Collect each line of the records containing the string "aussi".

Extracted records:
━━━

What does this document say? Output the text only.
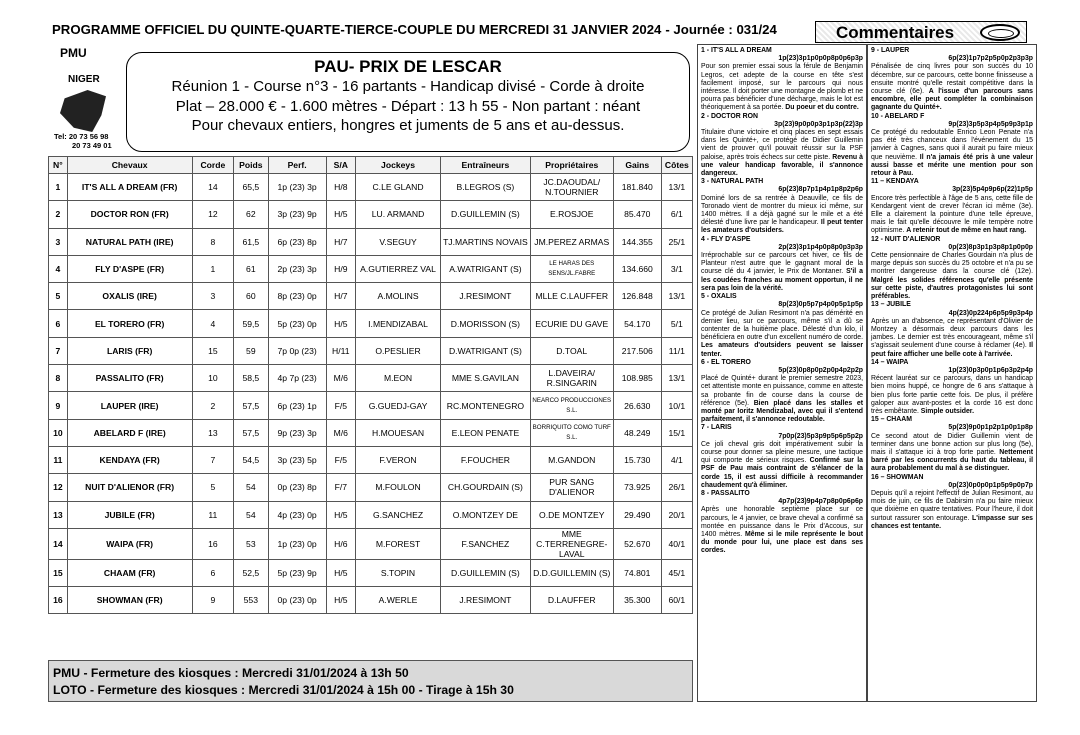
PROGRAMME OFFICIEL DU QUINTE-QUARTE-TIERCE-COUPLE DU MERCREDI 31 JANVIER 2024 - Journée : 031/24	Commentaires
PMU
NIGER
Tel: 20 73 56 98
20 73 49 01
PAU- PRIX DE LESCAR
Réunion 1 - Course n°3 - 16 partants - Handicap divisé - Corde à droite
Plat – 28.000 € - 1.600 mètres - Départ : 13 h 55 - Non partant : néant
Pour chevaux entiers, hongres et juments de 5 ans et au-dessus.
N°	Chevaux	Corde	Poids	Perf.	S/A	Jockeys	Entraîneurs	Propriétaires	Gains	Côtes
1	IT'S ALL A DREAM (FR)	14	65,5	1p (23) 3p	H/8	C.LE GLAND	B.LEGROS (S)	JC.DAOUDAL/ N.TOURNIER	181.840	13/1
2	DOCTOR RON (FR)	12	62	3p (23) 9p	H/5	LU. ARMAND	D.GUILLEMIN (S)	E.ROSJOE	85.470	6/1
3	NATURAL PATH (IRE)	8	61,5	6p (23) 8p	H/7	V.SEGUY	TJ.MARTINS NOVAIS	JM.PEREZ ARMAS	144.355	25/1
4	FLY D'ASPE (FR)	1	61	2p (23) 3p	H/9	A.GUTIERREZ VAL	A.WATRIGANT (S)	LE HARAS DES SENS/JL.FABRE	134.660	3/1
5	OXALIS (IRE)	3	60	8p (23) 0p	H/7	A.MOLINS	J.RESIMONT	MLLE C.LAUFFER	126.848	13/1
6	EL TORERO (FR)	4	59,5	5p (23) 0p	H/5	I.MENDIZABAL	D.MORISSON (S)	ECURIE DU GAVE	54.170	5/1
7	LARIS (FR)	15	59	7p 0p (23)	H/11	O.PESLIER	D.WATRIGANT (S)	D.TOAL	217.506	11/1
8	PASSALITO (FR)	10	58,5	4p 7p (23)	M/6	M.EON	MME S.GAVILAN	L.DAVEIRA/ R.SINGARIN	108.985	13/1
9	LAUPER (IRE)	2	57,5	6p (23) 1p	F/5	G.GUEDJ-GAY	RC.MONTENEGRO	NEARCO PRODUCCIONES S.L.	26.630	10/1
10	ABELARD F (IRE)	13	57,5	9p (23) 3p	M/6	H.MOUESAN	E.LEON PENATE	BORRIQUITO COMO TURF S.L.	48.249	15/1
11	KENDAYA (FR)	7	54,5	3p (23) 5p	F/5	F.VERON	F.FOUCHER	M.GANDON	15.730	4/1
12	NUIT D'ALIENOR (FR)	5	54	0p (23) 8p	F/7	M.FOULON	CH.GOURDAIN (S)	PUR SANG D'ALIENOR	73.925	26/1
13	JUBILE (FR)	11	54	4p (23) 0p	H/5	G.SANCHEZ	O.MONTZEY DE	O.DE MONTZEY	29.490	20/1
14	WAIPA (FR)	16	53	1p (23) 0p	H/6	M.FOREST	F.SANCHEZ	MME C.TERRENEGRE-LAVAL	52.670	40/1
15	CHAAM (FR)	6	52,5	5p (23) 9p	H/5	S.TOPIN	D.GUILLEMIN (S)	D.D.GUILLEMIN (S)	74.801	45/1
16	SHOWMAN (FR)	9	553	0p (23) 0p	H/5	A.WERLE	J.RESIMONT	D.LAUFFER	35.300	60/1
PMU - Fermeture des kiosques : Mercredi 31/01/2024 à 13h 50
LOTO - Fermeture des kiosques : Mercredi 31/01/2024 à 15h 00 - Tirage à 15h 30
1 - IT'S ALL A DREAM
1p(23)3p1p0p0p8p0p6p3p
Pour son premier essai sous la férule de Benjamin Legros, cet adepte de la course en tête s'est facilement imposé, sur le parcours qui nous intéresse. Il doit porter une montagne de plomb et ne pourra pas bénéficier d'une décharge, mais le lot est théoriquement à sa portée. Du poeur et du contre.
2 - DOCTOR RON
3p(23)9p0p0p3p1p3p(22)3p
Titulaire d'une victoire et cinq places en sept essais dans les Quinté+, ce protégé de Didier Guillemin vient de prouver qu'il pouvait réussir sur la PSF paloise, après trois échecs sur cette piste. Revenu à une valeur handicap favorable, il s'annonce dangereux.
3 - NATURAL PATH
6p(23)8p7p1p4p1p8p2p6p
Dominé lors de sa rentrée à Deauville, ce fils de Toronado vient de montrer du mieux ici même, sur 1400 mètres. Il a déjà gagné sur le mile et a été délesté d'une livre par le handicapeur. Il peut tenter les amateurs d'outsiders.
4 - FLY D'ASPE
2p(23)3p1p4p0p8p0p3p3p
Irréprochable sur ce parcours cet hiver, ce fils de Planteur n'est autre que le gagnant moral de la course clé du 4 janvier, le Prix de Montaner. S'il a les coudées franches au moment opportun, il ne sera pas loin de la vérité.
5 - OXALIS
8p(23)0p5p7p4p0p5p1p5p
Ce protégé de Julian Resimont n'a pas démérité en dernier lieu, sur ce parcours, même s'il a dû se contenter de la huitième place. Délesté d'un kilo, il bénéficiera en outre d'un excellent numéro de corde. Les amateurs d'outsiders peuvent se laisser tenter.
6 - EL TORERO
5p(23)0p8p0p2p0p4p2p2p
Placé de Quinté+ durant le premier semestre 2023, cet attentiste monte en puissance, comme en atteste sa probante fin de course dans la course de référence (5e). Bien placé dans les stalles et monté par Ioritz Mendizabal, avec qui il s'entend parfaitement, il s'annonce redoutable.
7 - LARIS
7p0p(23)5p3p9p5p6p5p2p
Ce joli cheval gris doit impérativement subir la course pour donner sa pleine mesure, une tactique qui comporte de sérieux risques. Confirmé sur la PSF de Pau mais contraint de s'élancer de la corde 15, il est aussi difficile à recommander chaudement qu'à éliminer.
8 - PASSALITO
4p7p(23)9p4p7p8p0p6p6p
Après une honorable septième place sur ce parcours, le 4 janvier, ce brave cheval a confirmé sa montée en puissance dans le Prix d'Accous, sur 1400 mètres. Même si le mile représente le bout du monde pour lui, une place est dans ses cordes.
9 - LAUPER
6p(23)1p7p2p5p0p2p3p3p
Pénalisée de cinq livres pour son succès du 10 décembre, sur ce parcours, cette bonne finisseuse a ensuite montré qu'elle restait compétitive dans la course clé (6e). A l'issue d'un parcours sans encombre, elle peut compléter la combinaison gagnante du Quinté+.
10 - ABELARD F
9p(23)3p5p3p4p5p9p3p1p
Ce protégé du redoutable Enrico Leon Penate n'a pas été très chanceux dans l'événement du 15 janvier à Cagnes, sans quoi il aurait pu faire mieux que neuvième. Il n'a jamais été pris à une valeur aussi basse et mérite une mention pour son retour à Pau.
11 – KENDAYA
3p(23)5p4p9p6p(22)1p5p
Encore très perfectible à l'âge de 5 ans, cette fille de Kendargent vient de crever l'écran ici même (3e). Elle a clairement la pointure d'une telle épreuve, mais le fait qu'elle découvre le mile tempère notre optimisme. A retenir tout de même en haut rang.
12 - NUIT D'ALIENOR
0p(23)8p3p1p3p8p1p0p0p
Cette pensionnaire de Charles Gourdain n'a plus de marge depuis son succès du 25 octobre et n'a pu se montrer dangereuse dans la course clé (12e). Malgré les solides références qu'elle présente sur cette piste, d'autres protagonistes lui sont préférables.
13 – JUBILE
4p(23)0p224p6p5p9p3p4p
Après un an d'absence, ce représentant d'Olivier de Montzey a désormais deux parcours dans les jambes. Le dernier est très encourageant, même s'il s'agissait seulement d'une course à réclamer (4e). Il peut faire afficher une belle cote à l'arrivée.
14 – WAIPA
1p(23)0p3p0p1p6p3p2p4p
Récent lauréat sur ce parcours, dans un handicap bien moins huppé, ce hongre de 6 ans s'attaque à bien plus forte partie cette fois. De plus, il préfère galoper aux avant-postes et la corde 16 est donc très embêtante. Simple outsider.
15 – CHAAM
5p(23)9p0p1p2p1p0p1p8p
Ce second atout de Didier Guillemin vient de terminer dans une bonne action sur plus long (5e), mais il s'attaque ici à trop forte partie. Nettement barré par les concurrents du haut du tableau, il aura probablement du mal à se distinguer.
16 – SHOWMAN
0p(23)0p0p0p1p5p9p0p7p
Depuis qu'il a rejoint l'effectif de Julian Resimont, au mois de juin, ce fils de Dabirsim n'a pu faire mieux que dixième en quatre tentatives. Pour l'heure, il doit surtout rassurer son entourage. L'impasse sur ses chances est tentante.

━━━

-- Right answer --
Ce joli cheval gris doit impérativement subir la course pour donner sa pleine mesure, une tactique qui comporte de sérieux risques. Confirmé sur la PSF de Pau mais contraint de s'élancer de la corde 15, il est aussi difficile à recommander chaudement qu'à éliminer.
Ce protégé du redoutable Enrico Leon Penate n'a pas été très chanceux dans l'événement du 15 janvier à Cagnes, sans quoi il aurait pu faire mieux que neuvième. Il n'a jamais été pris à une valeur aussi basse et mérite une mention pour son retour à Pau.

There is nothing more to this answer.